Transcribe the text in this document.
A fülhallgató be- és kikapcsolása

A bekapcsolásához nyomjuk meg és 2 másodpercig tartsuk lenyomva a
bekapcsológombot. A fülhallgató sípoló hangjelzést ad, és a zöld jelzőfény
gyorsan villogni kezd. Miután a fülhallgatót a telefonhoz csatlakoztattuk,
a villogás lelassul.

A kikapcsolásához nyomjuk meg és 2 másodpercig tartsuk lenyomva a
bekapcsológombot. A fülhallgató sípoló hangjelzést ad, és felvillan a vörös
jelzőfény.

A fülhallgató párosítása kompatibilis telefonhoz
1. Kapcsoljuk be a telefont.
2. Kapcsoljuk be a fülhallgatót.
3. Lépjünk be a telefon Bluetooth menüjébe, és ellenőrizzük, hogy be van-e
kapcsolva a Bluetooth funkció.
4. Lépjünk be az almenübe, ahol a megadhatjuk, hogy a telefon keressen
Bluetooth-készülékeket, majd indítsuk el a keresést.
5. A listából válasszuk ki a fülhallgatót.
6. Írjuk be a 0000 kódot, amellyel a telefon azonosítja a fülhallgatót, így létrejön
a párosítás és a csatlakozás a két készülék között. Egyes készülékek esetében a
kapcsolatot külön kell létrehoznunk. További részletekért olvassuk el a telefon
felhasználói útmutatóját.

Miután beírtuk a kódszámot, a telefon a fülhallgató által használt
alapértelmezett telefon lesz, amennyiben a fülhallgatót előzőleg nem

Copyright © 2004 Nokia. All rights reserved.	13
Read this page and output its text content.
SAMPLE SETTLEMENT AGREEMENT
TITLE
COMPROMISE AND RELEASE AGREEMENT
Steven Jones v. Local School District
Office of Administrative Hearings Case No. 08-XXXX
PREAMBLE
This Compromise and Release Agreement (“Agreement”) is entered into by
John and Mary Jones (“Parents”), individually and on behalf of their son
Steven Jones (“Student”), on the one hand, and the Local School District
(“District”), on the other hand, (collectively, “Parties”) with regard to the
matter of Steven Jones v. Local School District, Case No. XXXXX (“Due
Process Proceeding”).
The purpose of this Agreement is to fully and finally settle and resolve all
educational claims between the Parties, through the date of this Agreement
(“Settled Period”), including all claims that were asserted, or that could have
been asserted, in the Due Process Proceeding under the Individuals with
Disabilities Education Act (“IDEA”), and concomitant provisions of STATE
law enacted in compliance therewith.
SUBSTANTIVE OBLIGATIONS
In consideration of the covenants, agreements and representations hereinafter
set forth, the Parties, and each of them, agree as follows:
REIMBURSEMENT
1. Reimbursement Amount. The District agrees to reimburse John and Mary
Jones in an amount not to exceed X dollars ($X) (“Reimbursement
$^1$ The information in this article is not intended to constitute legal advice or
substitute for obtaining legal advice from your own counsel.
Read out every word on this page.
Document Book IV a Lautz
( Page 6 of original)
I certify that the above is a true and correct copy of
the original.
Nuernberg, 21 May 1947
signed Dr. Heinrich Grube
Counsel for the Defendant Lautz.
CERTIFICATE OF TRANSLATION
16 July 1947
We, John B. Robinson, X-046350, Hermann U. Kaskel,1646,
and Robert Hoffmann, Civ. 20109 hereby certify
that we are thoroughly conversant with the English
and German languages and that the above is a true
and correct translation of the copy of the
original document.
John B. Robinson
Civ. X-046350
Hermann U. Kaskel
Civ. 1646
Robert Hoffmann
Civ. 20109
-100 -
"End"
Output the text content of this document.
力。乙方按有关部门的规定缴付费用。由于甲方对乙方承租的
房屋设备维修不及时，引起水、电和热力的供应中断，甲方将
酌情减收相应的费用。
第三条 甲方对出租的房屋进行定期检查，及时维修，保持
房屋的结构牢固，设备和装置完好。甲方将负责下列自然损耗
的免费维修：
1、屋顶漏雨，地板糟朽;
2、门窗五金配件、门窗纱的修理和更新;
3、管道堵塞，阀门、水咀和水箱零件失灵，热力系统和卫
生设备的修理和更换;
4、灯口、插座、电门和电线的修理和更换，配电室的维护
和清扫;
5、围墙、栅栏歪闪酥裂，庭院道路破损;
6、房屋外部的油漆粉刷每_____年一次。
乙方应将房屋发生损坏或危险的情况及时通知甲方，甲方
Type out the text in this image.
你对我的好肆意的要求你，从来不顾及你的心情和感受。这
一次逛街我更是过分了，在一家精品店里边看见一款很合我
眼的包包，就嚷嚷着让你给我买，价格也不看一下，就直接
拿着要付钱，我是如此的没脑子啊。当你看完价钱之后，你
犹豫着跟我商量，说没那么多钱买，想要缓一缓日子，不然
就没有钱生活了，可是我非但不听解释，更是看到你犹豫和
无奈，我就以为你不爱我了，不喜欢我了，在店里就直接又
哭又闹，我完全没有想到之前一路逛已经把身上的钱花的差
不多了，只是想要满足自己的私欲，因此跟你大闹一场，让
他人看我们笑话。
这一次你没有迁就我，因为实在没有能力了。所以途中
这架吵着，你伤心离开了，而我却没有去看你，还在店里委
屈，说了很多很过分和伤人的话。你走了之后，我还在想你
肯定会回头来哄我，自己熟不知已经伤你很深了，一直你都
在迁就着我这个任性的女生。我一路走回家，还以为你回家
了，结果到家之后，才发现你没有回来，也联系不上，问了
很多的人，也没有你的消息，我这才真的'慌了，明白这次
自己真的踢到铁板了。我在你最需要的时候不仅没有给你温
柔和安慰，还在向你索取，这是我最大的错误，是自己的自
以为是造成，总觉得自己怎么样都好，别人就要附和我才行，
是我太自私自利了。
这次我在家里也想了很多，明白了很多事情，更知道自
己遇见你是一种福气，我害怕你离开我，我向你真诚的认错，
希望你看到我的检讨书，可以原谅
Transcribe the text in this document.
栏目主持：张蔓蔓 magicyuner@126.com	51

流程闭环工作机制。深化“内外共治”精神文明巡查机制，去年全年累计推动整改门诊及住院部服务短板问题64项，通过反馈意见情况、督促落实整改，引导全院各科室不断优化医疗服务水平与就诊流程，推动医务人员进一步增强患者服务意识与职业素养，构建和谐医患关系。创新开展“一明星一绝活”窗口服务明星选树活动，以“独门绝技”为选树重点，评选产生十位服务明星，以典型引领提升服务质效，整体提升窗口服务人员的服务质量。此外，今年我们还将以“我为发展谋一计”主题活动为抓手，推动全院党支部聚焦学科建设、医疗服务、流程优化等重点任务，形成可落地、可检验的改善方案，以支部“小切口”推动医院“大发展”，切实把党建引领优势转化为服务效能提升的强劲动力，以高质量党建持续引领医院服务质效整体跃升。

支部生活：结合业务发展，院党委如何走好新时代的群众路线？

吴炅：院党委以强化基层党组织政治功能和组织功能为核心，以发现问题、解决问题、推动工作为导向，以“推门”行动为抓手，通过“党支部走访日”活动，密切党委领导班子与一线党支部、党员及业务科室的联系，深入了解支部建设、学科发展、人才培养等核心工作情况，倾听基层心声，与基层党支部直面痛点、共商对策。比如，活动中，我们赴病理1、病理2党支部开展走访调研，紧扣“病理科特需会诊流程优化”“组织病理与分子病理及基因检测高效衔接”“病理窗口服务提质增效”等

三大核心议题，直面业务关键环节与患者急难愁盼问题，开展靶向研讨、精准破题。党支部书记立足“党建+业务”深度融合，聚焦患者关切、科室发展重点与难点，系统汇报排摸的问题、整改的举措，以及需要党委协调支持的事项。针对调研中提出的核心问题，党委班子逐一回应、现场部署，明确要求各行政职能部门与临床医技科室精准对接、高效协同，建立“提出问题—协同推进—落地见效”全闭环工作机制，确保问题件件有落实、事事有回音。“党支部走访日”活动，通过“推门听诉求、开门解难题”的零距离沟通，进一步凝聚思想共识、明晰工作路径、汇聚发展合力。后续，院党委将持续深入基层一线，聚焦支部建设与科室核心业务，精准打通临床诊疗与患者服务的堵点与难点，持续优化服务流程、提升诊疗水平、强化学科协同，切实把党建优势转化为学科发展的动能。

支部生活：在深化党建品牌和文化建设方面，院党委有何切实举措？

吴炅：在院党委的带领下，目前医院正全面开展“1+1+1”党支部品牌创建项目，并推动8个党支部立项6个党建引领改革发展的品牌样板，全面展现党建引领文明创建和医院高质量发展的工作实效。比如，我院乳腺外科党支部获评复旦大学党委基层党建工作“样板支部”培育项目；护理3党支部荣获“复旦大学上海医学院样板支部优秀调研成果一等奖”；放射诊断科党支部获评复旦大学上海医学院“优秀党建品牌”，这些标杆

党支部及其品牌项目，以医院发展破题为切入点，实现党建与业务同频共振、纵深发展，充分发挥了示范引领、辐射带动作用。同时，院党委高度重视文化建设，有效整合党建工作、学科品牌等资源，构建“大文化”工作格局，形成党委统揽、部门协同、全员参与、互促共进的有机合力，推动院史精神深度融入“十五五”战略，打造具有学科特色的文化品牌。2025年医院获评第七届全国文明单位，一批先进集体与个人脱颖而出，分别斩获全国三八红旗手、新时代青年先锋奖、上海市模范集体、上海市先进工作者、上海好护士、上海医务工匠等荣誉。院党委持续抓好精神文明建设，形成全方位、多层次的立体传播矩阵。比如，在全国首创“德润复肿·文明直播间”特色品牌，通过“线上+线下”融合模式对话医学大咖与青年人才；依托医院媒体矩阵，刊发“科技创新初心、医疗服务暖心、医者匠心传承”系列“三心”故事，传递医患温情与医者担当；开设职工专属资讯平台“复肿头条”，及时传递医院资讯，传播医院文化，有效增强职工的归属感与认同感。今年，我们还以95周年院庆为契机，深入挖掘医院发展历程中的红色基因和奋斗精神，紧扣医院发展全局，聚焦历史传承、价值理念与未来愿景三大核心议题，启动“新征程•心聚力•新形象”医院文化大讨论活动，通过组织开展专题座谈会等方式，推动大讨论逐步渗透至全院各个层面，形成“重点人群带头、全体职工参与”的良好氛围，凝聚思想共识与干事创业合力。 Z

SHORT PROBLEM:
Copy all lines from the listing that contain "hangjelzést".

SOLUTION FOR THIS PROBLEM:
bekapcsológombot. A fülhallgató sípoló hangjelzést ad, és a zöld jelzőfény
bekapcsológombot. A fülhallgató sípoló hangjelzést ad, és felvillan a vörös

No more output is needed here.